··· Recorded information
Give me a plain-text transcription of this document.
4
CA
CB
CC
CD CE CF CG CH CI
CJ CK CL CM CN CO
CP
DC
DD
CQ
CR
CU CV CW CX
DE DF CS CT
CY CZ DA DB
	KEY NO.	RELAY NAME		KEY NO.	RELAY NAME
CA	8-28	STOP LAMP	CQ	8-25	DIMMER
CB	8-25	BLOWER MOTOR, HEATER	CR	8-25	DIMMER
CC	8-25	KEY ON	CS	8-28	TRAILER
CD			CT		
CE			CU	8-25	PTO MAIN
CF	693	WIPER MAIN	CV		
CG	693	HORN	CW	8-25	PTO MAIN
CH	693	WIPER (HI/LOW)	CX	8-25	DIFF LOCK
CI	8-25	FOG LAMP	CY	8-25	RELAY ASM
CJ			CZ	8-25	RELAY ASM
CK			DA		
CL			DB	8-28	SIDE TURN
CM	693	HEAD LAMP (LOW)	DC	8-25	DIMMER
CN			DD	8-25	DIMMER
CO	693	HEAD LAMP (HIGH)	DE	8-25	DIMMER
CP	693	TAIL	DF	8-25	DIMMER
······
Directions for this task: State, as a bare number, how many lines of the listing hold the word "LAMP".

Output of the task: 4